#### SELECTED EXTRACT
--------
HealthMarket plans to offer three such products to groups of all sizes — including the self- and fully-insured — through affiliated insurance partners, each providing varying amounts of control over how funds are spent.

Besides traditional scheduled indemnity HealthMarket will feature “episode” allowance plans that Wiggins predicts will create a new market for packaged or bundled services — from hospitalization to surgery to anesthesia to post-op — the price of which consumers will know ahead of time.

These episodic arrangements will create, Wiggins said, “a new model in which physicians accept risk-adjusted payments” and agree to provide what amounts to warranties.

He said employers view episode-based payments as a first small step toward direct contracting with health service providers and noted that many hospitals, physician groups and specialty service providers are already trying to market directly to the patient, but the managed care financing system doesn’t reward this type of marketing.

Under HealthMarket, employers would be able to “pick the price point they would pay” and the company would then devise the best health insurance plan available at that price, Guffy said, in effect reducing what has become annual double-digit premium hikes to more manageable numbers such as 5 percent. She said these self-directed plans will be offered side by side with currently offered health plans such as Blue Cross Blue Shield of Rhode Island and United HealthCare of New England.

Wiggins said they expect initial customers of online health insurance will be early adopters seeking more control of spending and those who pay their own premiums. The company is also targeting “Internet-savvy employees” within large groups and “new economy” companies.

Wiggins said that as more health care providers start offering package pricing, more people will join, and any national economic slowdowns will also “accelerate the focus on health care cost and lead to changes in the way employers are managing health care benefits.”

The power of an HMO
HealthMarket’s other Web-enabled service is “The Exchange,” an online buying club launched in July that offers discounts on physician and hospital services, alternative medical providers, dentists and orthodontists, vision care providers and prescription drugs.
--------
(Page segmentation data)

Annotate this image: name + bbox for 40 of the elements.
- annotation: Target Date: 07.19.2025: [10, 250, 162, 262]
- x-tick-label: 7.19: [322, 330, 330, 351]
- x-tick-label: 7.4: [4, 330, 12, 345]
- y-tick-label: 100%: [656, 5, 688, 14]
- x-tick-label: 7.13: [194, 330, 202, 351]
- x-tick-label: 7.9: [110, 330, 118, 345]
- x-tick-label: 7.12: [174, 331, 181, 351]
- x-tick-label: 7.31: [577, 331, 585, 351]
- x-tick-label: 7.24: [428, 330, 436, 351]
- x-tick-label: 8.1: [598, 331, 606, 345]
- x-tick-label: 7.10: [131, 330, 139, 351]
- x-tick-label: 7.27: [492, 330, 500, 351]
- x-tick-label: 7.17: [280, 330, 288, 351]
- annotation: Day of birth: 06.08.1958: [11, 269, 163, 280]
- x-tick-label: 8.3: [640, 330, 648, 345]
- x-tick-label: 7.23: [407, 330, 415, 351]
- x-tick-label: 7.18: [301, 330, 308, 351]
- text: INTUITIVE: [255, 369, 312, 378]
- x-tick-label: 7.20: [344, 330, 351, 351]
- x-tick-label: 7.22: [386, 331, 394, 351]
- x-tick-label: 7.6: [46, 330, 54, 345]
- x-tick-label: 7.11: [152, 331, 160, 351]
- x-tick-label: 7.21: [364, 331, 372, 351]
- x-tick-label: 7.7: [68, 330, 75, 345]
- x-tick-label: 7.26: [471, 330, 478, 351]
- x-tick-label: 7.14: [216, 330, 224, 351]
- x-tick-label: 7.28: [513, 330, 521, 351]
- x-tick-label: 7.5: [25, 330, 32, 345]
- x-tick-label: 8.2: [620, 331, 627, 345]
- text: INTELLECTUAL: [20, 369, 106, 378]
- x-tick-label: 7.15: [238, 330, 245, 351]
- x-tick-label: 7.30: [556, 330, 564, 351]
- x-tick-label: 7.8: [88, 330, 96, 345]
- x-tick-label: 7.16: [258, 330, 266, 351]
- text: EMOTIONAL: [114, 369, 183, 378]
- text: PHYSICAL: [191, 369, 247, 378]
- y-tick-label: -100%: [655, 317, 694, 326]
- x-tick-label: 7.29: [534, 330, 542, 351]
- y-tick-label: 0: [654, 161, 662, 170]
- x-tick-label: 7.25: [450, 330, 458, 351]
--------
#### APPLY WHAT YOU READ
[1] Reproduce the part of the HealthMarket passage that opens with the words containing "Wiggins said that" and closes with "and prescription drugs.".
[2] Answer these questions using the HealthMarket passage:
(a) Through whom does HealthMarket plan to offer its three products to groups?
(b) What percentage is given as a more manageable figure for premium increases?
(c) In what month was "The Exchange" launched?

#### ANSWERS
[1]
Wiggins said that as more health care providers start offering package pricing, more people will join, and any national economic slowdowns will also “accelerate the focus on health care cost and lead to changes in the way employers are managing health care benefits.”

The power of an HMO
HealthMarket’s other Web-enabled service is “The Exchange,” an online buying club launched in July that offers discounts on physician and hospital services, alternative medical providers, dentists and orthodontists, vision care providers and prescription drugs.

[2]
(a) Through affiliated insurance partners.
(b) 5 percent.
(c) July.